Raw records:
##########

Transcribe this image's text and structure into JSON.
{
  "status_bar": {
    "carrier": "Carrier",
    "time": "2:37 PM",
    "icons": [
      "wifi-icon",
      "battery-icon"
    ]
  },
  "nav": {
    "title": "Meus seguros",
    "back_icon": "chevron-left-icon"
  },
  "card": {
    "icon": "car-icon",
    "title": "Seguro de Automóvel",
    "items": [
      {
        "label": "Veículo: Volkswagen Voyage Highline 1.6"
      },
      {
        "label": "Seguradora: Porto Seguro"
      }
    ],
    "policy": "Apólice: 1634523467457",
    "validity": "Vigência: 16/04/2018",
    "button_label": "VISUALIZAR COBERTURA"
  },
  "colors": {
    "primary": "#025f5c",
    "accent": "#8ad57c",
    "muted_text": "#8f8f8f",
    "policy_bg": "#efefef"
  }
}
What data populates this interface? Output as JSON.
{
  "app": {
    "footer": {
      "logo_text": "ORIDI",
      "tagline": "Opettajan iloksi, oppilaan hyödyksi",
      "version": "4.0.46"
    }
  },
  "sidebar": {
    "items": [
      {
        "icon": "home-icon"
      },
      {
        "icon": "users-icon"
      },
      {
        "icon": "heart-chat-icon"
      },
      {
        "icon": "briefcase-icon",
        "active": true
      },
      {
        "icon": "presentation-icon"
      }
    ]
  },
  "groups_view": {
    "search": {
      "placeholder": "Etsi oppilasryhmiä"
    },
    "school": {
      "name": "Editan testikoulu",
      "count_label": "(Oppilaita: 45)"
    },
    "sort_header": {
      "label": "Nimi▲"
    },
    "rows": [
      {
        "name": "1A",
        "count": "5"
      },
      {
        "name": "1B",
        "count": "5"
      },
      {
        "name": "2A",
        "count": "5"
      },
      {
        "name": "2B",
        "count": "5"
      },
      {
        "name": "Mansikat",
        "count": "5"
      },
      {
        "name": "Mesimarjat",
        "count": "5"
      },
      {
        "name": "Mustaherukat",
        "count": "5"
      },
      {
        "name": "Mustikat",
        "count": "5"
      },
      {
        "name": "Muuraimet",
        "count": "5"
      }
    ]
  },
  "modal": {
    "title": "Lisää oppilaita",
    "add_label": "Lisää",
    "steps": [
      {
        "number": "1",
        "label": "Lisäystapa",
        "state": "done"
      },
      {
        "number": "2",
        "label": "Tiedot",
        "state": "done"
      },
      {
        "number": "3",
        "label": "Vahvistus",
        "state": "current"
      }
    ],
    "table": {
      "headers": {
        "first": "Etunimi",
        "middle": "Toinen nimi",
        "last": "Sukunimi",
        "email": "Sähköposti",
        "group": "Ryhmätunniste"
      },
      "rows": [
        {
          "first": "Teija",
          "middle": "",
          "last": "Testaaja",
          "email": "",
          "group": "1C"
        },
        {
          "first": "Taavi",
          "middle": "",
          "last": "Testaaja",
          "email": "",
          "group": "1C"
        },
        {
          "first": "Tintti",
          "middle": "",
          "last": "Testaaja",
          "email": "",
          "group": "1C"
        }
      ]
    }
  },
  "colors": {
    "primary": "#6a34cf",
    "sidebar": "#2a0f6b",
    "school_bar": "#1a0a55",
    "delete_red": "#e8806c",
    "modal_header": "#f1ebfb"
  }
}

##########

▶ **Exercise task**: Type the whole listing again, unaltered.

▶ **Problem solution**:
Transcribe this image's text and structure into JSON.
{
  "status_bar": {
    "carrier": "Carrier",
    "time": "2:37 PM",
    "icons": [
      "wifi-icon",
      "battery-icon"
    ]
  },
  "nav": {
    "title": "Meus seguros",
    "back_icon": "chevron-left-icon"
  },
  "card": {
    "icon": "car-icon",
    "title": "Seguro de Automóvel",
    "items": [
      {
        "label": "Veículo: Volkswagen Voyage Highline 1.6"
      },
      {
        "label": "Seguradora: Porto Seguro"
      }
    ],
    "policy": "Apólice: 1634523467457",
    "validity": "Vigência: 16/04/2018",
    "button_label": "VISUALIZAR COBERTURA"
  },
  "colors": {
    "primary": "#025f5c",
    "accent": "#8ad57c",
    "muted_text": "#8f8f8f",
    "policy_bg": "#efefef"
  }
}
What data populates this interface? Output as JSON.
{
  "app": {
    "footer": {
      "logo_text": "ORIDI",
      "tagline": "Opettajan iloksi, oppilaan hyödyksi",
      "version": "4.0.46"
    }
  },
  "sidebar": {
    "items": [
      {
        "icon": "home-icon"
      },
      {
        "icon": "users-icon"
      },
      {
        "icon": "heart-chat-icon"
      },
      {
        "icon": "briefcase-icon",
        "active": true
      },
      {
        "icon": "presentation-icon"
      }
    ]
  },
  "groups_view": {
    "search": {
      "placeholder": "Etsi oppilasryhmiä"
    },
    "school": {
      "name": "Editan testikoulu",
      "count_label": "(Oppilaita: 45)"
    },
    "sort_header": {
      "label": "Nimi▲"
    },
    "rows": [
      {
        "name": "1A",
        "count": "5"
      },
      {
        "name": "1B",
        "count": "5"
      },
      {
        "name": "2A",
        "count": "5"
      },
      {
        "name": "2B",
        "count": "5"
      },
      {
        "name": "Mansikat",
        "count": "5"
      },
      {
        "name": "Mesimarjat",
        "count": "5"
      },
      {
        "name": "Mustaherukat",
        "count": "5"
      },
      {
        "name": "Mustikat",
        "count": "5"
      },
      {
        "name": "Muuraimet",
        "count": "5"
      }
    ]
  },
  "modal": {
    "title": "Lisää oppilaita",
    "add_label": "Lisää",
    "steps": [
      {
        "number": "1",
        "label": "Lisäystapa",
        "state": "done"
      },
      {
        "number": "2",
        "label": "Tiedot",
        "state": "done"
      },
      {
        "number": "3",
        "label": "Vahvistus",
        "state": "current"
      }
    ],
    "table": {
      "headers": {
        "first": "Etunimi",
        "middle": "Toinen nimi",
        "last": "Sukunimi",
        "email": "Sähköposti",
        "group": "Ryhmätunniste"
      },
      "rows": [
        {
          "first": "Teija",
          "middle": "",
          "last": "Testaaja",
          "email": "",
          "group": "1C"
        },
        {
          "first": "Taavi",
          "middle": "",
          "last": "Testaaja",
          "email": "",
          "group": "1C"
        },
        {
          "first": "Tintti",
          "middle": "",
          "last": "Testaaja",
          "email": "",
          "group": "1C"
        }
      ]
    }
  },
  "colors": {
    "primary": "#6a34cf",
    "sidebar": "#2a0f6b",
    "school_bar": "#1a0a55",
    "delete_red": "#e8806c",
    "modal_header": "#f1ebfb"
  }
}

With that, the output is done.